◆ Your goal ◆
Repeat verbatim every line of the material, beginning at the line that holds "Enumerate this screenshot's" and ending at its last line.

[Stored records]
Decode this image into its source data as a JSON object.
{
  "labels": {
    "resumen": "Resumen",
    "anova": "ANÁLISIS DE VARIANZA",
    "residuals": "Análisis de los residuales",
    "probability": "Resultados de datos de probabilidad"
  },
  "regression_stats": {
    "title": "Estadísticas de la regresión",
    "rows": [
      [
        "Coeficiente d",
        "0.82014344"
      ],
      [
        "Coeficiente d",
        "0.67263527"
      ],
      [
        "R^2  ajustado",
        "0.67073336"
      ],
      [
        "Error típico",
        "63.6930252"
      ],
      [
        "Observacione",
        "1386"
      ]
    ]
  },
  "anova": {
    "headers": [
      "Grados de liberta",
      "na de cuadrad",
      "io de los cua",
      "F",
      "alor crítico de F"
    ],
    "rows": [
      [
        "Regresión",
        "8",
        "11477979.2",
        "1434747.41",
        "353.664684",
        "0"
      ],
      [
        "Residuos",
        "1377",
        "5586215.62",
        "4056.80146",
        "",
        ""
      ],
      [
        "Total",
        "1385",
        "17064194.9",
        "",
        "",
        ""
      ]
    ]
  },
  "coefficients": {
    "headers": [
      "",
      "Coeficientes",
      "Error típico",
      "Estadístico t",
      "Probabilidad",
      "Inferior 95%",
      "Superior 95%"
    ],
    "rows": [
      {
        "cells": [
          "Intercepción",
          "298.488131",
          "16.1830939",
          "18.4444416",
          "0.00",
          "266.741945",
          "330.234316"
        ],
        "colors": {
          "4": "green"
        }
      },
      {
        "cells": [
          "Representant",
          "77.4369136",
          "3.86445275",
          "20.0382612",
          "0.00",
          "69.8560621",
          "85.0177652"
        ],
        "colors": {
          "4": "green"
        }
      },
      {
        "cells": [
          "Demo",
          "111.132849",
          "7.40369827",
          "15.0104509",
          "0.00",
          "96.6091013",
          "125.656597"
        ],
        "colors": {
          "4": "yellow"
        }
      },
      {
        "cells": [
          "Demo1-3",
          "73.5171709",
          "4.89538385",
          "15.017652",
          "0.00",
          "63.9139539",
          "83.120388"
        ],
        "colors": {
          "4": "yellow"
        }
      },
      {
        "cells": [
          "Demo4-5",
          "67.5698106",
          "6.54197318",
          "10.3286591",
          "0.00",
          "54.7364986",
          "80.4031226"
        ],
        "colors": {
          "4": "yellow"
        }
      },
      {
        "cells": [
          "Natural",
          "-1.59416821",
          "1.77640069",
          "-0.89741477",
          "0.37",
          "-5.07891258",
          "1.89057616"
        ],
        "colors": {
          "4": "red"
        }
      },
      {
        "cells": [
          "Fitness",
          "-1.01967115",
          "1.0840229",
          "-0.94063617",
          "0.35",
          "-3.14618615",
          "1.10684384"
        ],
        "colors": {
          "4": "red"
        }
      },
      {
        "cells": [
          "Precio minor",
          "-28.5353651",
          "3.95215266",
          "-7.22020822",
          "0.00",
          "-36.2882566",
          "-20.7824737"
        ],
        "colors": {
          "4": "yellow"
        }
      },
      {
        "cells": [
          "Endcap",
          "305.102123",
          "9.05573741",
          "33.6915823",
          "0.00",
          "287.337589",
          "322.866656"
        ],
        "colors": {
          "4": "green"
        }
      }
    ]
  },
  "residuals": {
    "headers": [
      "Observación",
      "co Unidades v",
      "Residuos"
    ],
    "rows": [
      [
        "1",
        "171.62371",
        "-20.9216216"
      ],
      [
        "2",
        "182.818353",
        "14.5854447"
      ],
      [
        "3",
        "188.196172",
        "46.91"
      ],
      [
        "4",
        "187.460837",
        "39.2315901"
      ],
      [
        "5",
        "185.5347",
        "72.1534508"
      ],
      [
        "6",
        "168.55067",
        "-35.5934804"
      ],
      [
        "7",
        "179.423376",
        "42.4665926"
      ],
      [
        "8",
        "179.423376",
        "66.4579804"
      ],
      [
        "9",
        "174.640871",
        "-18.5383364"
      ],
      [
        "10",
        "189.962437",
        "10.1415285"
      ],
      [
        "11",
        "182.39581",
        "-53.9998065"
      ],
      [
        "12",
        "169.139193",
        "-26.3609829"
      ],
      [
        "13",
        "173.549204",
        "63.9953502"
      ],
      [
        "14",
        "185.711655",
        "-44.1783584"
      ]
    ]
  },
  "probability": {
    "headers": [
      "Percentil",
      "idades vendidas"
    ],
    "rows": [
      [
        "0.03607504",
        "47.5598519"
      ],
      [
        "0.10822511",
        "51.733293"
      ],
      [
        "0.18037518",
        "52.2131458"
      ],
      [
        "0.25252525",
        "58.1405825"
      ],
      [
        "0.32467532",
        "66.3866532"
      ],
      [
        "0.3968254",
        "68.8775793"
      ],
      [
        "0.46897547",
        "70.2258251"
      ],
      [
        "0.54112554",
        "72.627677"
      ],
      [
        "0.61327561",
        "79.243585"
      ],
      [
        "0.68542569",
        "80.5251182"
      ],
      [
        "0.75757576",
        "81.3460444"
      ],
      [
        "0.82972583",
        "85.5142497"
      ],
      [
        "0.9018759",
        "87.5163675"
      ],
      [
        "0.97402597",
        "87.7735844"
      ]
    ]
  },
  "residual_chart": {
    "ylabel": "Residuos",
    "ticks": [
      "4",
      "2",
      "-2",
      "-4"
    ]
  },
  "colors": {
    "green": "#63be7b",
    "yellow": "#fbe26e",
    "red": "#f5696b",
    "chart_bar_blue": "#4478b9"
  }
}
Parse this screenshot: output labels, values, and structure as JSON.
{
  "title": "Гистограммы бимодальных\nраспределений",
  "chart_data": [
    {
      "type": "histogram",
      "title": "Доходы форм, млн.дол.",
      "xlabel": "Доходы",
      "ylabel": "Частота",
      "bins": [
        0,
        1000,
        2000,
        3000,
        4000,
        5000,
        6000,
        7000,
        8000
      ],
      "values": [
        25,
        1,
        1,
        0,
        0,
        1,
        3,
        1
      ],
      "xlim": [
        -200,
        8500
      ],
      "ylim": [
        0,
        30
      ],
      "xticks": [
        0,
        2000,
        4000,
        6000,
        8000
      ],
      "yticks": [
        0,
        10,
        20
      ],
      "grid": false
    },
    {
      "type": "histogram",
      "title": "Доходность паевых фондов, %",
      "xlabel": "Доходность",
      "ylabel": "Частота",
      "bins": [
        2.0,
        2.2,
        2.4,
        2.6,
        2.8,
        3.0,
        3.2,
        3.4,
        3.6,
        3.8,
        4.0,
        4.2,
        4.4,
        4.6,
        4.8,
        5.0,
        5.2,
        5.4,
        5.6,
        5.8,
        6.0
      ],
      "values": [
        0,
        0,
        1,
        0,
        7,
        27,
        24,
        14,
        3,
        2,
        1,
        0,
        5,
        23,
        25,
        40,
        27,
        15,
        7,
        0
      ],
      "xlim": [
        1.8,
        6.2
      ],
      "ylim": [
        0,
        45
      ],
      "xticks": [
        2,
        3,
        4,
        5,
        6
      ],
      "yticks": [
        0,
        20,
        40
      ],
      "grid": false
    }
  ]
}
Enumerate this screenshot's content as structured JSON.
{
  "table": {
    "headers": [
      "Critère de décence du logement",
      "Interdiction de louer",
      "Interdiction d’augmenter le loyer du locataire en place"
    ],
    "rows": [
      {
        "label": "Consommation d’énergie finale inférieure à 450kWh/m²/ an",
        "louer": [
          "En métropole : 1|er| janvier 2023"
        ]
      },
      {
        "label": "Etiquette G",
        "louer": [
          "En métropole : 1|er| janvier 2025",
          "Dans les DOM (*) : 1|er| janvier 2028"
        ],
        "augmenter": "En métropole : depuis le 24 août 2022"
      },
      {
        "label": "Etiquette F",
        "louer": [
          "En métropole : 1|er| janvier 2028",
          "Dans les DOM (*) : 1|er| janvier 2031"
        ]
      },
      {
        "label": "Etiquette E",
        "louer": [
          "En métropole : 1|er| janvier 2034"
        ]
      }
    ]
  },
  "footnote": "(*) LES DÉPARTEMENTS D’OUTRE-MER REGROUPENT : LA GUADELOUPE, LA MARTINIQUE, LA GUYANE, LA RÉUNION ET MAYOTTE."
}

◆ Solution to this exercise ◆
Enumerate this screenshot's content as structured JSON.
{
  "table": {
    "headers": [
      "Critère de décence du logement",
      "Interdiction de louer",
      "Interdiction d’augmenter le loyer du locataire en place"
    ],
    "rows": [
      {
        "label": "Consommation d’énergie finale inférieure à 450kWh/m²/ an",
        "louer": [
          "En métropole : 1|er| janvier 2023"
        ]
      },
      {
        "label": "Etiquette G",
        "louer": [
          "En métropole : 1|er| janvier 2025",
          "Dans les DOM (*) : 1|er| janvier 2028"
        ],
        "augmenter": "En métropole : depuis le 24 août 2022"
      },
      {
        "label": "Etiquette F",
        "louer": [
          "En métropole : 1|er| janvier 2028",
          "Dans les DOM (*) : 1|er| janvier 2031"
        ]
      },
      {
        "label": "Etiquette E",
        "louer": [
          "En métropole : 1|er| janvier 2034"
        ]
      }
    ]
  },
  "footnote": "(*) LES DÉPARTEMENTS D’OUTRE-MER REGROUPENT : LA GUADELOUPE, LA MARTINIQUE, LA GUYANE, LA RÉUNION ET MAYOTTE."
}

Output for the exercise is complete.